[Task details]
Search the listing below for "Furnishings". Copy each matching line.

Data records
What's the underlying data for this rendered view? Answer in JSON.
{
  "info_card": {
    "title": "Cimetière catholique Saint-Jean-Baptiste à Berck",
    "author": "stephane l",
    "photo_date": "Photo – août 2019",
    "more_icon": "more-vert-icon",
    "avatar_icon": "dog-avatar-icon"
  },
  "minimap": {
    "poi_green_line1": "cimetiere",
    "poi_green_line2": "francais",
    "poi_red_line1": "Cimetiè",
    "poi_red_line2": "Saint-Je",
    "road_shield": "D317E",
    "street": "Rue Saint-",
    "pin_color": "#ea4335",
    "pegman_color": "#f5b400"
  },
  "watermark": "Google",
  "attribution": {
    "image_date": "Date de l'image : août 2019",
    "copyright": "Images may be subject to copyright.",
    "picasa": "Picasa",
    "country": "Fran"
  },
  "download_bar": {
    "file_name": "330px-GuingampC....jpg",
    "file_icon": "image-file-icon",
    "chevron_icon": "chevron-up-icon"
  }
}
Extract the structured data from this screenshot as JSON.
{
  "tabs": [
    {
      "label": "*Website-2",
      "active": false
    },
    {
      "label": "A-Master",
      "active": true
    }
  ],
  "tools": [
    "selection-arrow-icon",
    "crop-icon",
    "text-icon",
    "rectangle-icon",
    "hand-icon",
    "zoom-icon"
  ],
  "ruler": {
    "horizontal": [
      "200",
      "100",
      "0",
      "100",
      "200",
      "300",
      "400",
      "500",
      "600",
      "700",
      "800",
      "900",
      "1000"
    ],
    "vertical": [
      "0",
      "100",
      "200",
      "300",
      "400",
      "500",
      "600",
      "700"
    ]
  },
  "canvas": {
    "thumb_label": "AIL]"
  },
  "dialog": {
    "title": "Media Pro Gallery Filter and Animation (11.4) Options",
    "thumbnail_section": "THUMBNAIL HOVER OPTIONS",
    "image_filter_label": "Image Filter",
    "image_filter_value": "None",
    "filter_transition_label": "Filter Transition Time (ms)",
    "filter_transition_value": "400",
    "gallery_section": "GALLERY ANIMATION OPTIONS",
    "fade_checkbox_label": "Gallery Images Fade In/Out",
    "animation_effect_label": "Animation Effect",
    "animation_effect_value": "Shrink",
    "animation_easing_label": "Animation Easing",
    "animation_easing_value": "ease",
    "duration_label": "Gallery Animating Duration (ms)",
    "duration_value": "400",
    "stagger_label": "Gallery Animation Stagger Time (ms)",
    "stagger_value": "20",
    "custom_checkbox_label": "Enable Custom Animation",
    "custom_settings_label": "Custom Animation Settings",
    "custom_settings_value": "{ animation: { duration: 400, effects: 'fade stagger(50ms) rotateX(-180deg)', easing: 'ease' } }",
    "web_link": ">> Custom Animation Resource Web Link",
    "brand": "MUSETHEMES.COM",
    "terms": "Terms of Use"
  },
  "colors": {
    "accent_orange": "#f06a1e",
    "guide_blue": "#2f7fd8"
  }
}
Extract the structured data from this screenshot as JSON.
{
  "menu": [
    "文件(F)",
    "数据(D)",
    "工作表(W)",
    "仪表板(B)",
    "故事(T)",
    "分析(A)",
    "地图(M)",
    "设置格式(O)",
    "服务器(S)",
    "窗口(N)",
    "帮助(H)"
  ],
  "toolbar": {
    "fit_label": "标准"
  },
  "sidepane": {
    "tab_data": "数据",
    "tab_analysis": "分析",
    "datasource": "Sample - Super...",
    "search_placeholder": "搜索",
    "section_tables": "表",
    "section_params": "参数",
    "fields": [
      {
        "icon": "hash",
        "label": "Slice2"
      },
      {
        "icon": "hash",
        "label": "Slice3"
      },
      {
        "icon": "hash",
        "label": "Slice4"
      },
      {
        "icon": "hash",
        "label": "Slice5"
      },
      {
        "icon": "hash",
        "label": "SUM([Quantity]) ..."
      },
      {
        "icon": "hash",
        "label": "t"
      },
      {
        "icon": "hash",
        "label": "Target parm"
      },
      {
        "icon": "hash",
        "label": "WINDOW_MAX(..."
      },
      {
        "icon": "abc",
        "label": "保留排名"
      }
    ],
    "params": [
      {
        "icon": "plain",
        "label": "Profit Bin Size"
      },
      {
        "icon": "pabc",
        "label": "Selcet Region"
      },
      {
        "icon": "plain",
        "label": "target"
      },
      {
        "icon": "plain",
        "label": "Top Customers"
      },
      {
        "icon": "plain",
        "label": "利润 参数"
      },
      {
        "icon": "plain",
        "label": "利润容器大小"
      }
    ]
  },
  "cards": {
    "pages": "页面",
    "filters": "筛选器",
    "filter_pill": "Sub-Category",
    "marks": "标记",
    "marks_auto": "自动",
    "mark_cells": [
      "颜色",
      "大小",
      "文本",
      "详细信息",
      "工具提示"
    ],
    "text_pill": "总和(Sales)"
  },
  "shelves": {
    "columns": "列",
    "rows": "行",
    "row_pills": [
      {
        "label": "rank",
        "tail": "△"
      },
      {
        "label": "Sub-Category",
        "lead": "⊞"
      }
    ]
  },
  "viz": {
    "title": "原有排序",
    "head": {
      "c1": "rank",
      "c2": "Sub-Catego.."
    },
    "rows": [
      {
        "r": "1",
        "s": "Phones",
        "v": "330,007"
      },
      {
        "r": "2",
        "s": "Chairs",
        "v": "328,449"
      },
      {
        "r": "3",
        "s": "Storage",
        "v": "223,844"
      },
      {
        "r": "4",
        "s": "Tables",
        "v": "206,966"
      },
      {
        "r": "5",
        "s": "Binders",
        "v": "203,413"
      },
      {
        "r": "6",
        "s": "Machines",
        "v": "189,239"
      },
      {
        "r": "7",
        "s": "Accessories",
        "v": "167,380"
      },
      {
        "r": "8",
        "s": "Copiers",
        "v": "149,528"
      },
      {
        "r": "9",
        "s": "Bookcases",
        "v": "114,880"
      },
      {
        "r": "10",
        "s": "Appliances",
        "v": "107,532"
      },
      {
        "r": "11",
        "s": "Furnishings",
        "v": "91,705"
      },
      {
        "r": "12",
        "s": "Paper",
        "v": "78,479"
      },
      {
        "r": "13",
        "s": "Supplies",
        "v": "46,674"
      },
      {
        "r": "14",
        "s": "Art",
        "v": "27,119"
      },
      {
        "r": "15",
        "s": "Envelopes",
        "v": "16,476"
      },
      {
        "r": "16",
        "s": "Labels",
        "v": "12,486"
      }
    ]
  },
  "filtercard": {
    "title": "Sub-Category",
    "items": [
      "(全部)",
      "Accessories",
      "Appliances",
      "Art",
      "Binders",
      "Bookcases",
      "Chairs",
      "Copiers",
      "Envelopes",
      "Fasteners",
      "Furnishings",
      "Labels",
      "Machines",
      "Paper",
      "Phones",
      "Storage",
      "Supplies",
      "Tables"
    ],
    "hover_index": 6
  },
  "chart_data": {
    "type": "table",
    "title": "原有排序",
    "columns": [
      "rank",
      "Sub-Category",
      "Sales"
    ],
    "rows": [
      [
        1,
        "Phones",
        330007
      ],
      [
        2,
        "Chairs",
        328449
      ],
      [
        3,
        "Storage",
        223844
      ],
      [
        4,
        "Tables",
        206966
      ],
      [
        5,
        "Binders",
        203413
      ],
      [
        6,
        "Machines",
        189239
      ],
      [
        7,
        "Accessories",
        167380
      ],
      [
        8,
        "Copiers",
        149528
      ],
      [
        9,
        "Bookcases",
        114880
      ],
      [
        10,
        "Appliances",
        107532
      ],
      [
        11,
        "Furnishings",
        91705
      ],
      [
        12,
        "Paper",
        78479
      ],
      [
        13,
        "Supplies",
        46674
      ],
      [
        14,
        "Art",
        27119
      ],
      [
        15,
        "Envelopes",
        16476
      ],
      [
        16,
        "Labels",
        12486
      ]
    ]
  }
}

[Final answer]
        "s": "Furnishings",
      "Furnishings",
        "Furnishings",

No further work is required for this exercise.